Stated exercise: Look through the material below for "process". Copy every line that contains it.

Dataset entries:
· · · · ·
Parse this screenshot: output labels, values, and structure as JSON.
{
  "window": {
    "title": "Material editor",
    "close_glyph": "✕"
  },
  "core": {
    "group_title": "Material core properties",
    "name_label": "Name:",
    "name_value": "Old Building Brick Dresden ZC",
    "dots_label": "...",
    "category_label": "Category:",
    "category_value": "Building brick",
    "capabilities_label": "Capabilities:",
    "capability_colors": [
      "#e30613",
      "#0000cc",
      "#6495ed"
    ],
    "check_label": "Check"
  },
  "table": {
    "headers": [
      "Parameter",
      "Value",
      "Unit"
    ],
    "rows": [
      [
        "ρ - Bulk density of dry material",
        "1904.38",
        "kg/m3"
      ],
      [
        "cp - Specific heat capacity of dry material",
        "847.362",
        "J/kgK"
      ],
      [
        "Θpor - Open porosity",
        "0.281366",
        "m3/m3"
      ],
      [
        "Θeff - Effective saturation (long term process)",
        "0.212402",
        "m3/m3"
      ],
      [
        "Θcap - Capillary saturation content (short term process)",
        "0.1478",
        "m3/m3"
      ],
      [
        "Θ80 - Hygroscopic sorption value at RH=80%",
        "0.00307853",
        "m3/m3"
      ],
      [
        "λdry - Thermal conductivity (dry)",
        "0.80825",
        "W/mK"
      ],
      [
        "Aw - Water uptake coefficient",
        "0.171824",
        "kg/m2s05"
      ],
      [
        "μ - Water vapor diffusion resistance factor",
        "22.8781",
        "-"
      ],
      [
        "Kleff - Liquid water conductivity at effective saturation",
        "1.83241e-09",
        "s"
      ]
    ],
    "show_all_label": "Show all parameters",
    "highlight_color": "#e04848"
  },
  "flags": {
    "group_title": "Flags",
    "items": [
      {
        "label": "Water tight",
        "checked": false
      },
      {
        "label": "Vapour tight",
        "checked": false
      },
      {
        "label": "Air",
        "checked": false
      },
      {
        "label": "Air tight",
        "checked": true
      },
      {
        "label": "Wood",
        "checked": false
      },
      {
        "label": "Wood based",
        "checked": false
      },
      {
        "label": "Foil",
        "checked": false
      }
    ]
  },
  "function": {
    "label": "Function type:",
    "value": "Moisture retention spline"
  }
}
· · · · ·
Written solution:
        "Θeff - Effective saturation (long term process)",
        "Θcap - Capillary saturation content (short term process)",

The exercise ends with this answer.